Exercise objective:
Each line that holds the word "عقرب" should be returned.

[Saved entries]
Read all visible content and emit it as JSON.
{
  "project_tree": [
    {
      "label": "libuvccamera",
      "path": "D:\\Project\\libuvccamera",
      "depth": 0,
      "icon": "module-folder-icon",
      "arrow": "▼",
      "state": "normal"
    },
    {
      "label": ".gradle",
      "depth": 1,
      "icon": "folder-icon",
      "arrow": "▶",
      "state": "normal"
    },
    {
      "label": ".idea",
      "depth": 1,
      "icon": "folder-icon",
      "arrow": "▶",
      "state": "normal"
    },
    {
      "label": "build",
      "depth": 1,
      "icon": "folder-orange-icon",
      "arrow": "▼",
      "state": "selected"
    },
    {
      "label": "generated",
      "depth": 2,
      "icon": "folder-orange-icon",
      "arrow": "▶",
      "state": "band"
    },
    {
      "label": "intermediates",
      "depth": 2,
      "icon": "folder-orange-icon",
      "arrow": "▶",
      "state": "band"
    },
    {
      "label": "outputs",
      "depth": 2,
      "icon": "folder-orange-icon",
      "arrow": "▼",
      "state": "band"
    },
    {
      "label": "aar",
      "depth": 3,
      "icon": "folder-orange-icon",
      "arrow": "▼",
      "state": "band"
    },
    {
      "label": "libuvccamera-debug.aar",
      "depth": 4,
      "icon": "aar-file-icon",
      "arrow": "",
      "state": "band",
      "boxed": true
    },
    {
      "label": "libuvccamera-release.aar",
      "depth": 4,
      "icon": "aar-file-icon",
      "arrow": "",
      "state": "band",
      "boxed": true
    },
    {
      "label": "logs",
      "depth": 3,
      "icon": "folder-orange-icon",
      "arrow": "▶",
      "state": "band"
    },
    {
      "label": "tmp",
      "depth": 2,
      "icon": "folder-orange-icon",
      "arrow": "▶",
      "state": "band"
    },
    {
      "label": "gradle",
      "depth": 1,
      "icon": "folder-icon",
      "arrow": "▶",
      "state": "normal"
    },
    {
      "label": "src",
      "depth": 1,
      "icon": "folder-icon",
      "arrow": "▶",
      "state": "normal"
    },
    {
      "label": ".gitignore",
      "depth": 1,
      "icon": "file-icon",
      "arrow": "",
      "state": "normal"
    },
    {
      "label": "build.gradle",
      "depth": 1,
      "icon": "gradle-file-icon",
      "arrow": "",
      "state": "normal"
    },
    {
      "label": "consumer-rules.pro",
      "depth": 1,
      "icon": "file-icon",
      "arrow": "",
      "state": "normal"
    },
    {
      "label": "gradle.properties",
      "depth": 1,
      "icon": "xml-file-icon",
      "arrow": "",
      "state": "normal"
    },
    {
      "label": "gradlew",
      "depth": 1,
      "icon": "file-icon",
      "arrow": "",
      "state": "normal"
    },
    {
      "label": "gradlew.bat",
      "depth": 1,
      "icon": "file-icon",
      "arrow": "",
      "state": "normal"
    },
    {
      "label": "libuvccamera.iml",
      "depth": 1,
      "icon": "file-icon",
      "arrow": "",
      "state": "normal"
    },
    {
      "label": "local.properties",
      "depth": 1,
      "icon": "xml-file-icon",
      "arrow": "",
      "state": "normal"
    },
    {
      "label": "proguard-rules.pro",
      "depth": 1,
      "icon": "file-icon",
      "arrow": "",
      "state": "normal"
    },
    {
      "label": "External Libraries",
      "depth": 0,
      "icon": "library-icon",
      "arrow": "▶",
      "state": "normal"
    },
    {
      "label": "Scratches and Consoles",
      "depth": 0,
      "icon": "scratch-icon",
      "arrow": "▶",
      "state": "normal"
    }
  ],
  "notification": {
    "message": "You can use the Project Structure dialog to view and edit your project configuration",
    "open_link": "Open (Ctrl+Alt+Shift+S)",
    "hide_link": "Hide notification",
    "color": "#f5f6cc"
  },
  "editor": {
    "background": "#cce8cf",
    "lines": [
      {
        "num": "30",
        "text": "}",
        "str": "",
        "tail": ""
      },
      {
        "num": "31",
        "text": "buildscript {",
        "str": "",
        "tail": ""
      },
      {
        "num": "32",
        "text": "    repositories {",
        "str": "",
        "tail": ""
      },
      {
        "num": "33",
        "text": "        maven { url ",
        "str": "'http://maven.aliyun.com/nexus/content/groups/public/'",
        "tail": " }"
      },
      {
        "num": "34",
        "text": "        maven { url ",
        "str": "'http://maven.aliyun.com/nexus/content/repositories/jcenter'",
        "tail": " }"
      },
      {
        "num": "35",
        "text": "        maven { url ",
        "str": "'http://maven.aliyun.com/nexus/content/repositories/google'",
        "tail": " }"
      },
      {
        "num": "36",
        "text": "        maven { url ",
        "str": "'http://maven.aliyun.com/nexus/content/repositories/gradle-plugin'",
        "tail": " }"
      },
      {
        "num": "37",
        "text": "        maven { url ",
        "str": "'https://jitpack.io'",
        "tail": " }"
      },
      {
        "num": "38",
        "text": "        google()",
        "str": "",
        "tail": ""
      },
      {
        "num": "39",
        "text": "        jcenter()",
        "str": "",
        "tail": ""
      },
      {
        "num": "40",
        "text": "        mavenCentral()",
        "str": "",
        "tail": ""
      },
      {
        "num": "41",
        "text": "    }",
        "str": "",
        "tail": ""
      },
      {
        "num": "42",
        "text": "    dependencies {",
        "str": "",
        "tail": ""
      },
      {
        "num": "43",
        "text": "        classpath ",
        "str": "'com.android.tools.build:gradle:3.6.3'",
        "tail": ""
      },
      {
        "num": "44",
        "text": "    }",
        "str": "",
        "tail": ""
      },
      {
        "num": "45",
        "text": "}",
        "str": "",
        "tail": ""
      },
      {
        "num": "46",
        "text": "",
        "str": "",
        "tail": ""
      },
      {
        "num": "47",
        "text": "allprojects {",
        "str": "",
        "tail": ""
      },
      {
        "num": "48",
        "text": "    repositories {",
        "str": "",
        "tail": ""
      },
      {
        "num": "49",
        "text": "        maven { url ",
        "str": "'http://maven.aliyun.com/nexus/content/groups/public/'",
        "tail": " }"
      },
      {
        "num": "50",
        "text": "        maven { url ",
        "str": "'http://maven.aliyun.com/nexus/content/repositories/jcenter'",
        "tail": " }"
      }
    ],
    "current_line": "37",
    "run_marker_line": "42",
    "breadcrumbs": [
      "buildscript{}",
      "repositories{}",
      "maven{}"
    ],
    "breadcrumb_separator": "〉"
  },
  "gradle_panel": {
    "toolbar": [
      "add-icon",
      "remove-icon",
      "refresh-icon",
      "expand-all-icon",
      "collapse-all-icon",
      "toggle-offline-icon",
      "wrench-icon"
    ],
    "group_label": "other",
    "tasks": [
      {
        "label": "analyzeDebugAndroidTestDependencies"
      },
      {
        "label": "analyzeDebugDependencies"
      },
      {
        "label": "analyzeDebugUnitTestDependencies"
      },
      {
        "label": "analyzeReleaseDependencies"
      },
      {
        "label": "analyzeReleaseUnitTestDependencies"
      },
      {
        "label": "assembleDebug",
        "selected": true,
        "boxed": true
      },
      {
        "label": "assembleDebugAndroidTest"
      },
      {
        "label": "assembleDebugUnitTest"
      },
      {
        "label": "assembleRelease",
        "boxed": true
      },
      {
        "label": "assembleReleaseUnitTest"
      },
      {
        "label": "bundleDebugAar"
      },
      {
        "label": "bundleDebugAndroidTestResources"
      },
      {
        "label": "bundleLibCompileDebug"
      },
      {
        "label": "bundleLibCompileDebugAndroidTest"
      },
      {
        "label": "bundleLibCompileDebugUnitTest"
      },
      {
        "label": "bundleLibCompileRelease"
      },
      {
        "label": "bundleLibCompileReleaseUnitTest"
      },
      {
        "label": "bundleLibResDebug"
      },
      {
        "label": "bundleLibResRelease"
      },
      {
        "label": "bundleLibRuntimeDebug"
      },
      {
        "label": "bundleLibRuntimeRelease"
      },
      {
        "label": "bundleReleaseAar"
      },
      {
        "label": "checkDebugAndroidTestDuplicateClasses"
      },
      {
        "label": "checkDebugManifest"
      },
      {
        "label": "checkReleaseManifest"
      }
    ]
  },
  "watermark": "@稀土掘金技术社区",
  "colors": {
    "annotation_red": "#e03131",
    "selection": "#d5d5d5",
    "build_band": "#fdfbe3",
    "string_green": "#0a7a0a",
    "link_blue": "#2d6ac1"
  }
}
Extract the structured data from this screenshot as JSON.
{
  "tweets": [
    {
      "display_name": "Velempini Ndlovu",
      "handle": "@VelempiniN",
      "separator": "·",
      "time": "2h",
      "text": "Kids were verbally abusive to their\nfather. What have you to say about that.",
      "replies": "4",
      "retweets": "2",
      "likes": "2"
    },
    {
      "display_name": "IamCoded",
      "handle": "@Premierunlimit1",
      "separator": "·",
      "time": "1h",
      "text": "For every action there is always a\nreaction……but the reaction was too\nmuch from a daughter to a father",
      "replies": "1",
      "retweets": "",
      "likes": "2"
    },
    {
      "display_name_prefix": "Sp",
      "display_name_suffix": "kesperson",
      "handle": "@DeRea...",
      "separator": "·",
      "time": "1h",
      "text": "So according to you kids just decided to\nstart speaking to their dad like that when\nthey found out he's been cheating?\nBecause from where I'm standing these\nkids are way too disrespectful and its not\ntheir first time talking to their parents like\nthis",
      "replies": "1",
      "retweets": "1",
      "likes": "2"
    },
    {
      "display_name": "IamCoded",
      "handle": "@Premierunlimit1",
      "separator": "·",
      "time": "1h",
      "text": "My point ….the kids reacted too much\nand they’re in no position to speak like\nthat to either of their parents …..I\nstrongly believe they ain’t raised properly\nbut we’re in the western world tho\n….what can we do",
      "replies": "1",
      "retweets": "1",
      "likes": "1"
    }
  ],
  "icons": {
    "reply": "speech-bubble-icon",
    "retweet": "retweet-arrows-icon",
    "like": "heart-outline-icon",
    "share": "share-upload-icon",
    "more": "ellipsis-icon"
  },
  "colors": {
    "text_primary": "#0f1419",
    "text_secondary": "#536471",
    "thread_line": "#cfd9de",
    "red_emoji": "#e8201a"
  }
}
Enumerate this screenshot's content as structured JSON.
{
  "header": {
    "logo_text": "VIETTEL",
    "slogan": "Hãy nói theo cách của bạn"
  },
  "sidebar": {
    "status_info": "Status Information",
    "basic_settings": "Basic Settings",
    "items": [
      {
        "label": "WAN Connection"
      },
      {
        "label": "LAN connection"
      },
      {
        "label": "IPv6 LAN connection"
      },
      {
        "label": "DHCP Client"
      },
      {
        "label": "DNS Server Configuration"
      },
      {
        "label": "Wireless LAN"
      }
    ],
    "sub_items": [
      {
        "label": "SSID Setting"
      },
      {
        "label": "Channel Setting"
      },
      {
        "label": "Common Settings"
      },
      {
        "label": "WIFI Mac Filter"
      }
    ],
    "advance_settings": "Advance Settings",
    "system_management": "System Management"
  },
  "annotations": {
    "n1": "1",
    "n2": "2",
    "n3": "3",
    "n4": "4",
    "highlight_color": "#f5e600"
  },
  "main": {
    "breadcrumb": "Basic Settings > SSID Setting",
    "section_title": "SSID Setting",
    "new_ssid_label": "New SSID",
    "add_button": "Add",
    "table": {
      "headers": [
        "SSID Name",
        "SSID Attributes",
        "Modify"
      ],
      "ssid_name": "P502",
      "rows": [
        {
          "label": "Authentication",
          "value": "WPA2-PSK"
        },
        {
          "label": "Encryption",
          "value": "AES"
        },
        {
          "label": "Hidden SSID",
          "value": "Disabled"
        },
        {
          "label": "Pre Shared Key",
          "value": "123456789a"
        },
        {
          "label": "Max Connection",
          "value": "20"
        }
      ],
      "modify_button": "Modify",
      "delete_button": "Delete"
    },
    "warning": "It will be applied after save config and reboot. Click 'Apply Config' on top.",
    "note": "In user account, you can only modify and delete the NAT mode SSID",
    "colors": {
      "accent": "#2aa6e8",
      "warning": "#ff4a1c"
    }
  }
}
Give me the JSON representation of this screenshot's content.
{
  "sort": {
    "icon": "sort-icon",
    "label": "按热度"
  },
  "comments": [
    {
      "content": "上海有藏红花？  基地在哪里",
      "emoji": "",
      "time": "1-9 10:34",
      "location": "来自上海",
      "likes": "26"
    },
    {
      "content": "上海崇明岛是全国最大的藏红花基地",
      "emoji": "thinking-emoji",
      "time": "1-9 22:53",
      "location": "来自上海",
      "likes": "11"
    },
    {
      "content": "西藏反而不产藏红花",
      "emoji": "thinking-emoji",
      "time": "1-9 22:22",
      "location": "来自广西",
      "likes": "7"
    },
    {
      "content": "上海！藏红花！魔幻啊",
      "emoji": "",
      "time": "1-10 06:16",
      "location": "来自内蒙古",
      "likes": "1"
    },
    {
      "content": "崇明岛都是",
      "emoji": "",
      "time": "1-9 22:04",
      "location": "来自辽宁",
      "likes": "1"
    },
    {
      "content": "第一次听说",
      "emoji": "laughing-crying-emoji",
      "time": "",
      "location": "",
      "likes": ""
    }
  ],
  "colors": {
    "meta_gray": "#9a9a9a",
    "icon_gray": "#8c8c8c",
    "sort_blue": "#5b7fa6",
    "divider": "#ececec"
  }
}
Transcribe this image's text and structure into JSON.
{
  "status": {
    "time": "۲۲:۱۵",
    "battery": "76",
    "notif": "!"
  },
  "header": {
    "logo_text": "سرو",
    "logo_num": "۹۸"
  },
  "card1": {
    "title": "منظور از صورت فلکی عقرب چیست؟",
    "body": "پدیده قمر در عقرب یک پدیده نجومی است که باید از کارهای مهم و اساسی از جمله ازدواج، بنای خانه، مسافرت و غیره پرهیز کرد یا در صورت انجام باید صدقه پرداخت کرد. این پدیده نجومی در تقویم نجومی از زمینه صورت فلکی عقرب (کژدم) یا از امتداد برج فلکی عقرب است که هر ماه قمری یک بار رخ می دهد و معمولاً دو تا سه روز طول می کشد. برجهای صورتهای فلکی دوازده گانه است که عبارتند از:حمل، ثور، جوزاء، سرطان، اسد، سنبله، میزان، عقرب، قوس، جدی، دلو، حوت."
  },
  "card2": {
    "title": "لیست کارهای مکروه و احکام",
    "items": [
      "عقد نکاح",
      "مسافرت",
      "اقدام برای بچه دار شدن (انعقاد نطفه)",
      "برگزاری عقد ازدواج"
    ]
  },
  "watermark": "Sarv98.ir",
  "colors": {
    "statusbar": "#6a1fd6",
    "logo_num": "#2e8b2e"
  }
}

Result of this task:
    "title": "منظور از صورت فلکی عقرب چیست؟",
    "body": "پدیده قمر در عقرب یک پدیده نجومی است که باید از کارهای مهم و اساسی از جمله ازدواج، بنای خانه، مسافرت و غیره پرهیز کرد یا در صورت انجام باید صدقه پرداخت کرد. این پدیده نجومی در تقویم نجومی از زمینه صورت فلکی عقرب (کژدم) یا از امتداد برج فلکی عقرب است که هر ماه قمری یک بار رخ می دهد و معمولاً دو تا سه روز طول می کشد. برجهای صورتهای فلکی دوازده گانه است که عبارتند از:حمل، ثور، جوزاء، سرطان، اسد، سنبله، میزان، عقرب، قوس، جدی، دلو، حوت."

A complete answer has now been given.